DIRECTION
Identify the lines that contain the string "only", then copy each of them.

** begin THE RECORDS **

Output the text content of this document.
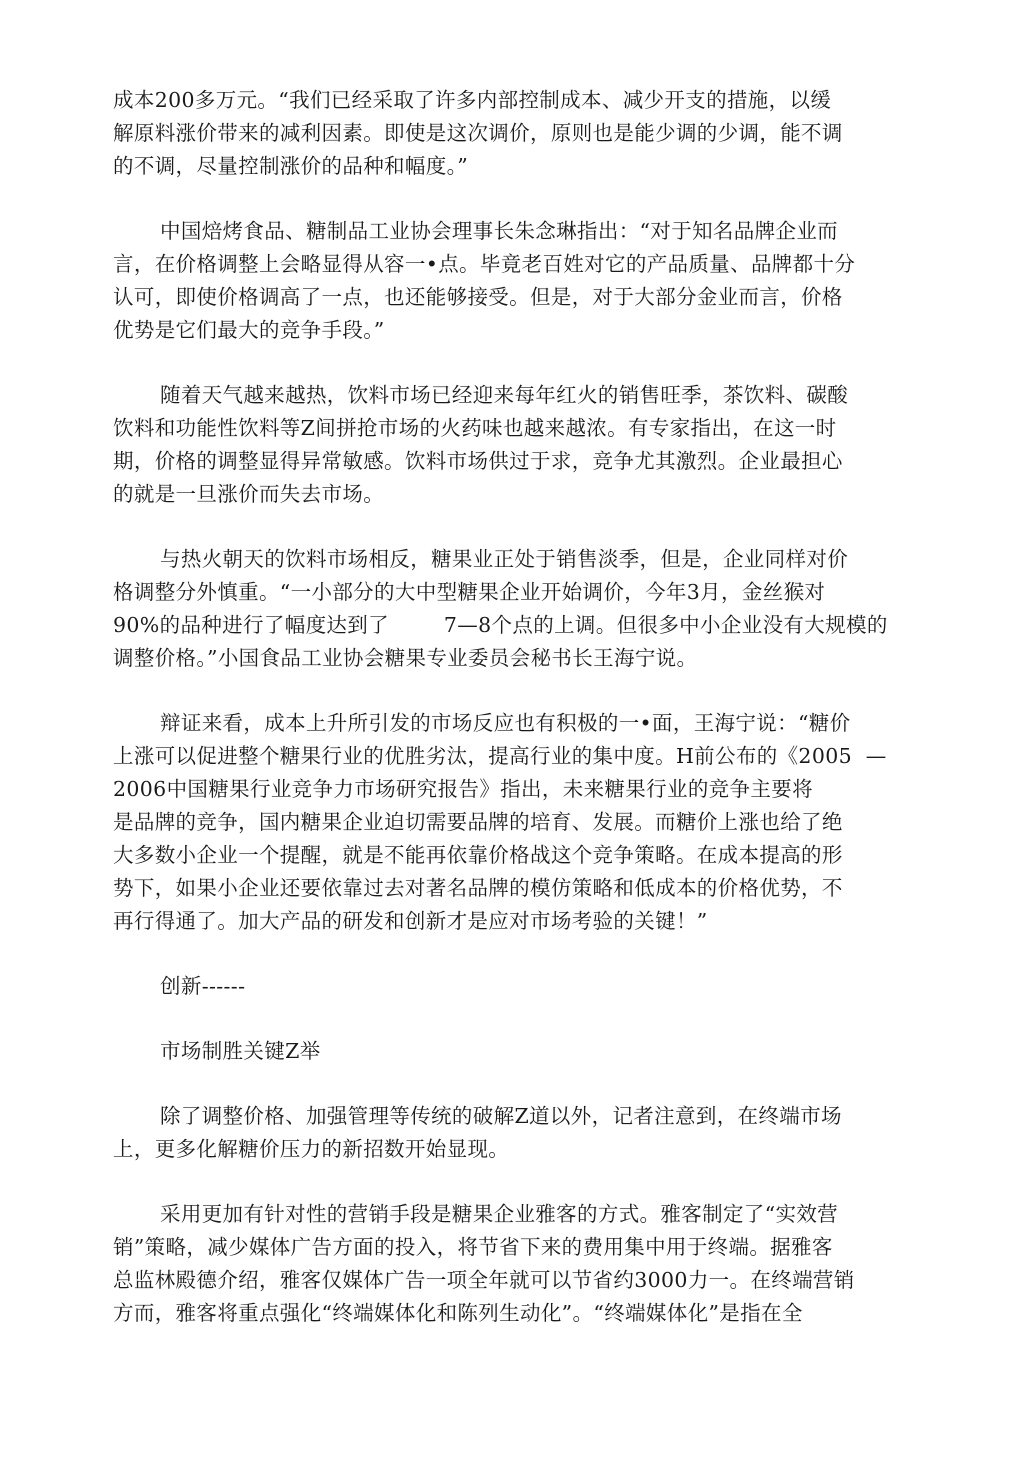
成本200多万元。“我们已经采取了许多内部控制成本、减少开支的措施，以缓
解原料涨价带来的减利因素。即使是这次调价，原则也是能少调的少调，能不调
的不调，尽量控制涨价的品种和幅度。”
中国焙烤食品、糖制品工业协会理事长朱念琳指出：“对于知名品牌企业而
言，在价格调整上会略显得从容一•点。毕竟老百姓对它的产品质量、品牌都十分
认可，即使价格调高了一点，也还能够接受。但是，对于大部分金业而言，价格
优势是它们最大的竞争手段。”
随着天气越来越热，饮料市场已经迎来每年红火的销售旺季，茶饮料、碳酸
饮料和功能性饮料等Z间拼抢市场的火药味也越来越浓。有专家指出，在这一时
期，价格的调整显得异常敏感。饮料市场供过于求，竞争尤其激烈。企业最担心
的就是一旦涨价而失去市场。
与热火朝天的饮料市场相反，糖果业正处于销售淡季，但是，企业同样对价
格调整分外慎重。“一小部分的大中型糖果企业开始调价，今年3月，金丝猴对
90%的品种进行了幅度达到了        7—8个点的上调。但很多中小企业没有大规模的
调整价格。”小国食品工业协会糖果专业委员会秘书长王海宁说。
辩证来看，成本上升所引发的市场反应也有积极的一•面，王海宁说：“糖价
上涨可以促进整个糖果行业的优胜劣汰，提高行业的集中度。H前公布的《2005  —
2006中国糖果行业竞争力市场研究报告》指出，未来糖果行业的竞争主要将
是品牌的竞争，国内糖果企业迫切需要品牌的培育、发展。而糖价上涨也给了绝
大多数小企业一个提醒，就是不能再依靠价格战这个竞争策略。在成本提高的形
势下，如果小企业还要依靠过去对著名品牌的模仿策略和低成本的价格优势，不
再行得通了。加大产品的研发和创新才是应对市场考验的关键！”
创新------
市场制胜关键Z举
除了调整价格、加强管理等传统的破解Z道以外，记者注意到，在终端市场
上，更多化解糖价压力的新招数开始显现。
采用更加有针对性的营销手段是糖果企业雅客的方式。雅客制定了“实效营
销”策略，减少媒体广告方面的投入，将节省下来的费用集中用于终端。据雅客
总监林殿德介绍，雅客仅媒体广告一项全年就可以节省约3000力一。在终端营销
方而，雅客将重点强化“终端媒体化和陈列生动化”。“终端媒体化”是指在全
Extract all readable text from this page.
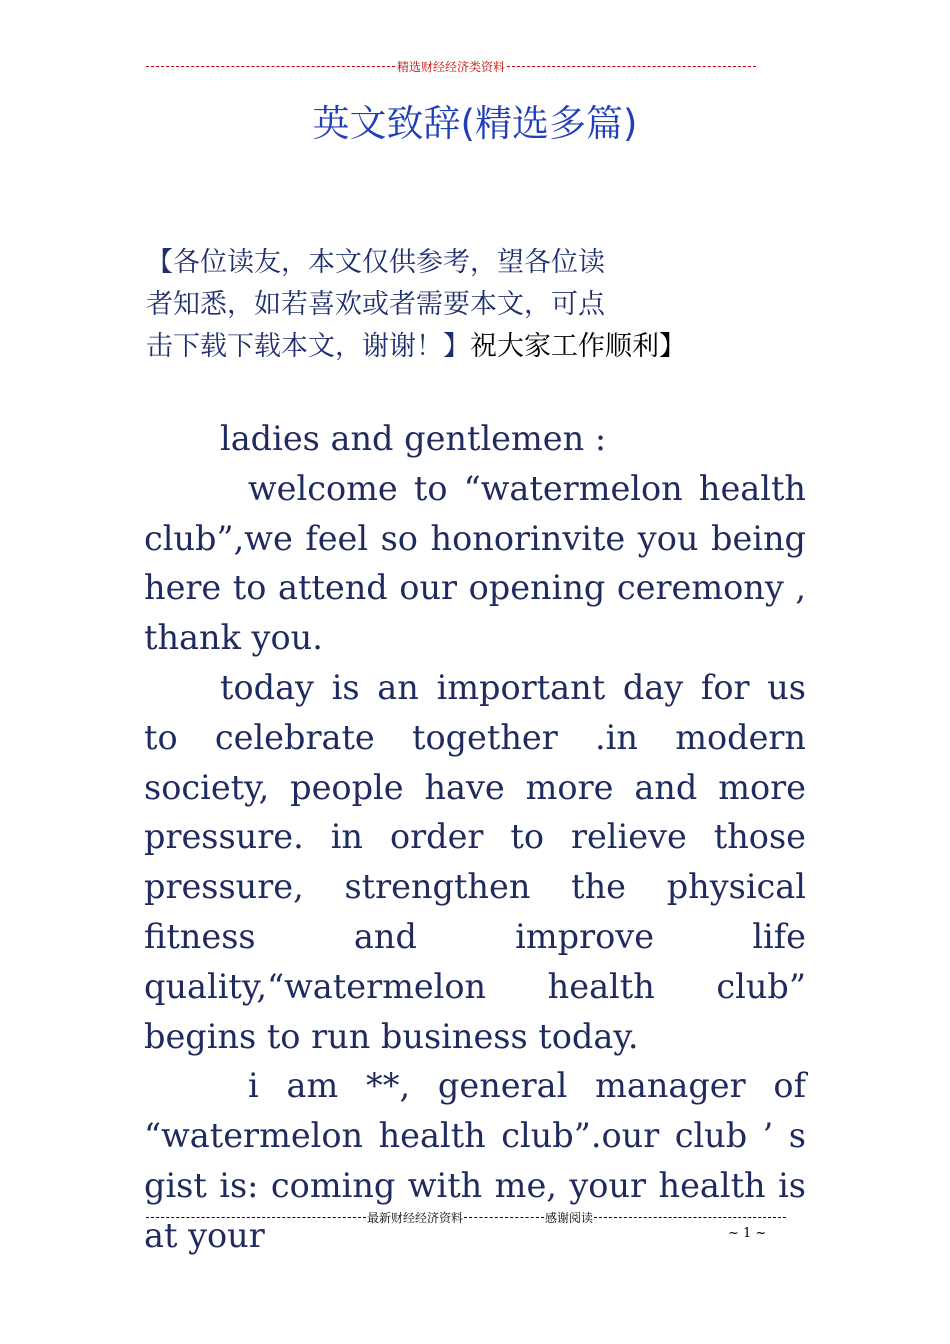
精选财经经济类资料
英文致辞(精选多篇)
【各位读友，本文仅供参考，望各位读
者知悉，如若喜欢或者需要本文，可点
击下载下载本文，谢谢！】祝大家工作顺利】

ladies and gentlemen :

welcome to “watermelon health club”,we feel so honorinvite you being here to attend our opening ceremony , thank you.

today is an important day for us to celebrate together .in modern society, people have more and more pressure. in order to relieve those pressure, strengthen the physical fitness and improve life quality,“watermelon health club” begins to run business today.

i am **, general manager of “watermelon health club”.our club ’ s gist is: coming with me, your health is at your	最新财经经济资料	感谢阅读
~ 1 ~
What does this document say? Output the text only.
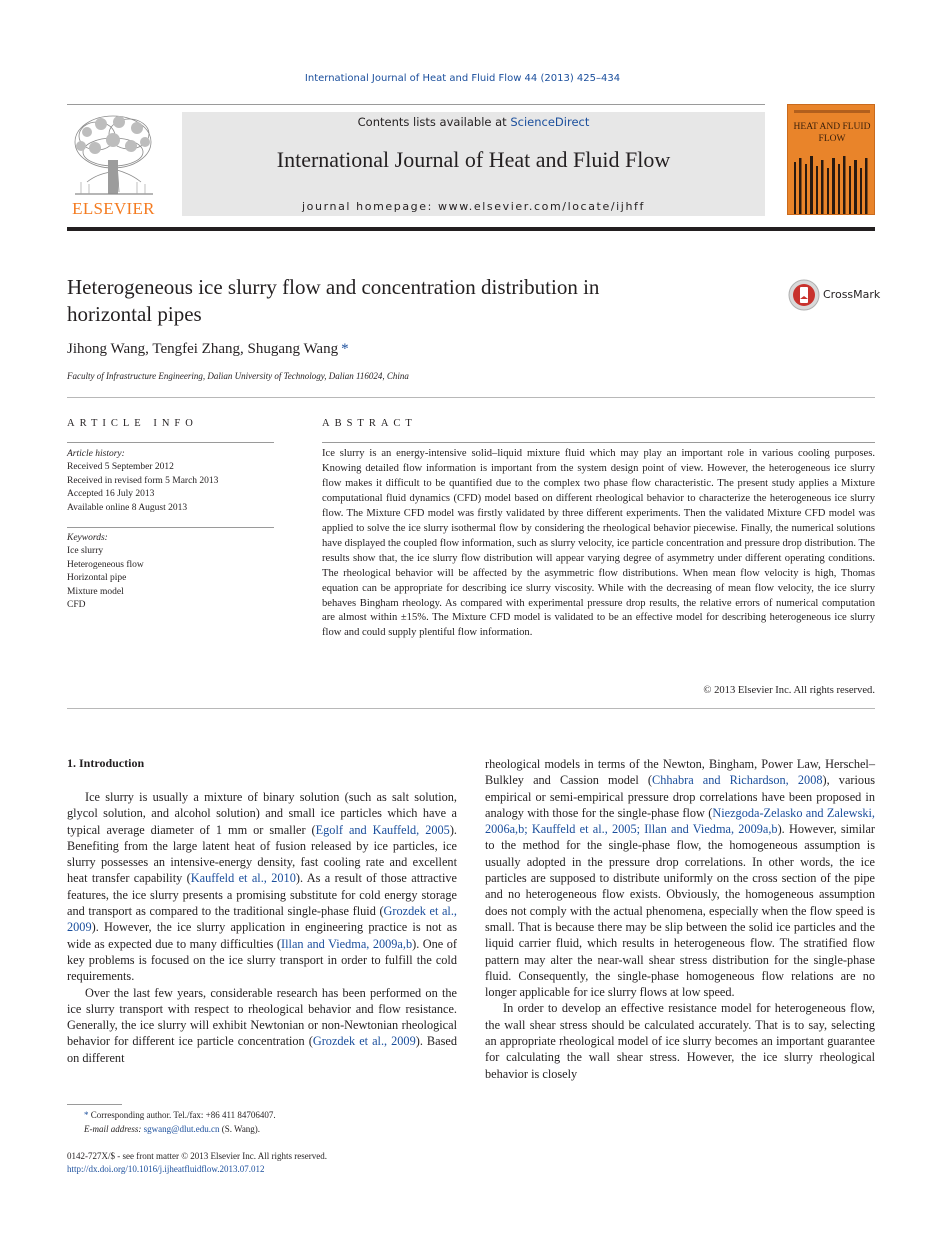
International Journal of Heat and Fluid Flow 44 (2013) 425–434
ELSEVIER
Contents lists available at ScienceDirect
International Journal of Heat and Fluid Flow
journal homepage: www.elsevier.com/locate/ijhff
HEAT AND FLUID FLOW
Heterogeneous ice slurry flow and concentration distribution in horizontal pipes
CrossMark
Jihong Wang, Tengfei Zhang, Shugang Wang *
Faculty of Infrastructure Engineering, Dalian University of Technology, Dalian 116024, China
ARTICLE INFO	ABSTRACT
Article history:
Received 5 September 2012
Received in revised form 5 March 2013
Accepted 16 July 2013
Available online 8 August 2013
Keywords:
Ice slurry
Heterogeneous flow
Horizontal pipe
Mixture model
CFD
Ice slurry is an energy-intensive solid–liquid mixture fluid which may play an important role in various cooling purposes. Knowing detailed flow information is important from the system design point of view. However, the heterogeneous ice slurry flow makes it difficult to be quantified due to the complex two phase flow characteristic. The present study applies a Mixture computational fluid dynamics (CFD) model based on different rheological behavior to characterize the heterogeneous ice slurry flow. The Mixture CFD model was firstly validated by three different experiments. Then the validated Mixture CFD model was applied to solve the ice slurry isothermal flow by considering the rheological behavior piecewise. Finally, the numerical solutions have displayed the coupled flow information, such as slurry velocity, ice particle concentration and pressure drop distribution. The results show that, the ice slurry flow distribution will appear varying degree of asymmetry under different operating conditions. The rheological behavior will be affected by the asymmetric flow distributions. When mean flow velocity is high, Thomas equation can be appropriate for describing ice slurry viscosity. While with the decreasing of mean flow velocity, the ice slurry behaves Bingham rheology. As compared with experimental pressure drop results, the relative errors of numerical computation are almost within ±15%. The Mixture CFD model is validated to be an effective model for describing heterogeneous ice slurry flow and could supply plentiful flow information.
© 2013 Elsevier Inc. All rights reserved.
1. Introduction

Ice slurry is usually a mixture of binary solution (such as salt solution, glycol solution, and alcohol solution) and small ice particles which have a typical average diameter of 1 mm or smaller (Egolf and Kauffeld, 2005). Benefiting from the large latent heat of fusion released by ice particles, ice slurry possesses an intensive-energy density, fast cooling rate and excellent heat transfer capability (Kauffeld et al., 2010). As a result of those attractive features, the ice slurry presents a promising substitute for cold energy storage and transport as compared to the traditional single-phase fluid (Grozdek et al., 2009). However, the ice slurry application in engineering practice is not as wide as expected due to many difficulties (Illan and Viedma, 2009a,b). One of key problems is focused on the ice slurry transport in order to fulfill the cold requirements.

Over the last few years, considerable research has been performed on the ice slurry transport with respect to rheological behavior and flow resistance. Generally, the ice slurry will exhibit Newtonian or non-Newtonian rheological behavior for different ice particle concentration (Grozdek et al., 2009). Based on different

rheological models in terms of the Newton, Bingham, Power Law, Herschel–Bulkley and Cassion model (Chhabra and Richardson, 2008), various empirical or semi-empirical pressure drop correlations have been proposed in analogy with those for the single-phase flow (Niezgoda-Zelasko and Zalewski, 2006a,b; Kauffeld et al., 2005; Illan and Viedma, 2009a,b). However, similar to the method for the single-phase flow, the homogeneous assumption is usually adopted in the pressure drop correlations. In other words, the ice particles are supposed to distribute uniformly on the cross section of the pipe and no heterogeneous flow exists. Obviously, the homogeneous assumption does not comply with the actual phenomena, especially when the flow speed is small. That is because there may be slip between the solid ice particles and the liquid carrier fluid, which results in heterogeneous flow. The stratified flow pattern may alter the near-wall shear stress distribution for the single-phase fluid. Consequently, the single-phase homogeneous flow relations are no longer applicable for ice slurry flows at low speed.

In order to develop an effective resistance model for heterogeneous flow, the wall shear stress should be calculated accurately. That is to say, selecting an appropriate rheological model of ice slurry becomes an important guarantee for calculating the wall shear stress. However, the ice slurry rheological behavior is closely

* Corresponding author. Tel./fax: +86 411 84706407.
E-mail address: sgwang@dlut.edu.cn (S. Wang).
0142-727X/$ - see front matter © 2013 Elsevier Inc. All rights reserved.
http://dx.doi.org/10.1016/j.ijheatfluidflow.2013.07.012
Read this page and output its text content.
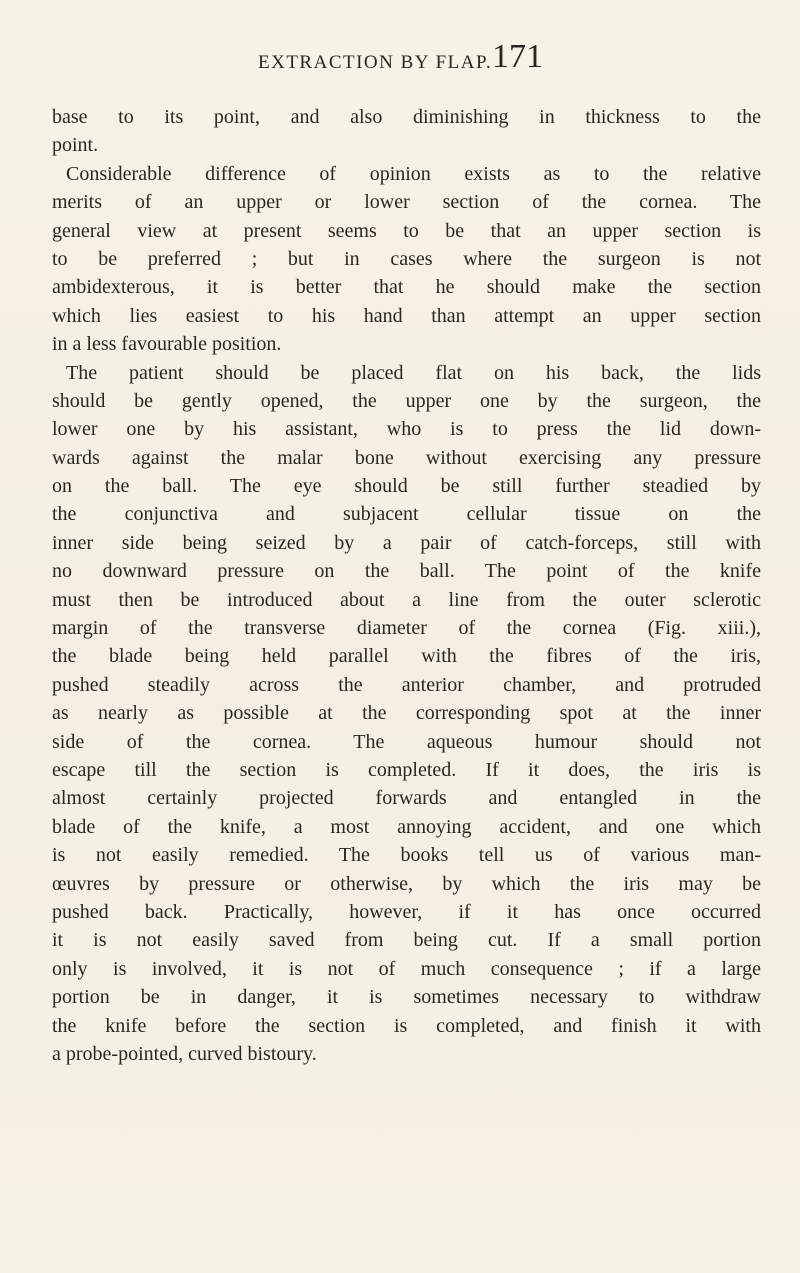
EXTRACTION BY FLAP. 171
base to its point, and also diminishing in thickness to the
point.
Considerable difference of opinion exists as to the relative
merits of an upper or lower section of the cornea. The
general view at present seems to be that an upper section is
to be preferred ; but in cases where the surgeon is not
ambidexterous, it is better that he should make the section
which lies easiest to his hand than attempt an upper section
in a less favourable position.
The patient should be placed flat on his back, the lids
should be gently opened, the upper one by the surgeon, the
lower one by his assistant, who is to press the lid down-
wards against the malar bone without exercising any pressure
on the ball. The eye should be still further steadied by
the conjunctiva and subjacent cellular tissue on the
inner side being seized by a pair of catch-forceps, still with
no downward pressure on the ball. The point of the knife
must then be introduced about a line from the outer sclerotic
margin of the transverse diameter of the cornea (Fig. xiii.),
the blade being held parallel with the fibres of the iris,
pushed steadily across the anterior chamber, and protruded
as nearly as possible at the corresponding spot at the inner
side of the cornea. The aqueous humour should not
escape till the section is completed. If it does, the iris is
almost certainly projected forwards and entangled in the
blade of the knife, a most annoying accident, and one which
is not easily remedied. The books tell us of various man-
œuvres by pressure or otherwise, by which the iris may be
pushed back. Practically, however, if it has once occurred
it is not easily saved from being cut. If a small portion
only is involved, it is not of much consequence ; if a large
portion be in danger, it is sometimes necessary to withdraw
the knife before the section is completed, and finish it with
a probe-pointed, curved bistoury.
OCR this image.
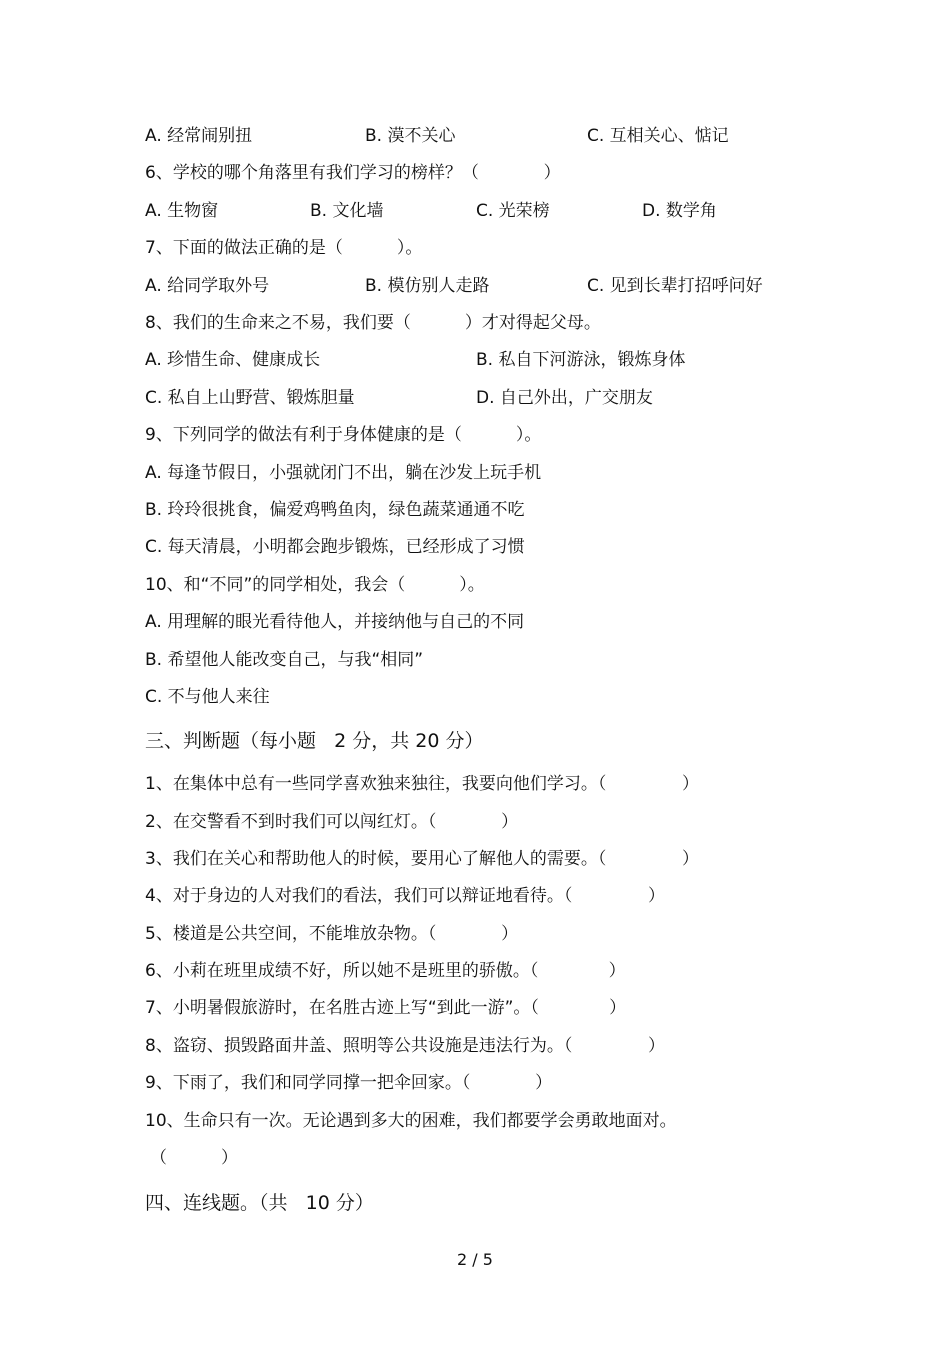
A. 经常闹别扭	B. 漠不关心	C. 互相关心、惦记
6、学校的哪个角落里有我们学习的榜样？（            ）
A. 生物窗	B. 文化墙	C. 光荣榜	D. 数学角
7、下面的做法正确的是（          ）。
A. 给同学取外号	B. 模仿别人走路	C. 见到长辈打招呼问好
8、我们的生命来之不易，我们要（          ）才对得起父母。
A. 珍惜生命、健康成长	B. 私自下河游泳，锻炼身体
C. 私自上山野营、锻炼胆量	D. 自己外出，广交朋友
9、下列同学的做法有利于身体健康的是（          ）。
A. 每逢节假日，小强就闭门不出，躺在沙发上玩手机
B. 玲玲很挑食，偏爱鸡鸭鱼肉，绿色蔬菜通通不吃
C. 每天清晨，小明都会跑步锻炼，已经形成了习惯
10、和“不同”的同学相处，我会（          ）。
A. 用理解的眼光看待他人，并接纳他与自己的不同
B. 希望他人能改变自己，与我“相同”
C. 不与他人来往
三、判断题（每小题   2 分，共 20 分）
1、在集体中总有一些同学喜欢独来独往，我要向他们学习。（              ）
2、在交警看不到时我们可以闯红灯。（            ）
3、我们在关心和帮助他人的时候，要用心了解他人的需要。（              ）
4、对于身边的人对我们的看法，我们可以辩证地看待。（              ）
5、楼道是公共空间，不能堆放杂物。（            ）
6、小莉在班里成绩不好，所以她不是班里的骄傲。（             ）
7、小明暑假旅游时，在名胜古迹上写“到此一游”。（             ）
8、盗窃、损毁路面井盖、照明等公共设施是违法行为。（              ）
9、下雨了，我们和同学同撑一把伞回家。（            ）
10、生命只有一次。无论遇到多大的困难，我们都要学会勇敢地面对。
（          ）
四、连线题。（共   10 分）
2 / 5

** end THE RECORDS **

EXERCISE ANSWER
What does this document say? Output the text only.
only is involved, it is not of much consequence ; if a large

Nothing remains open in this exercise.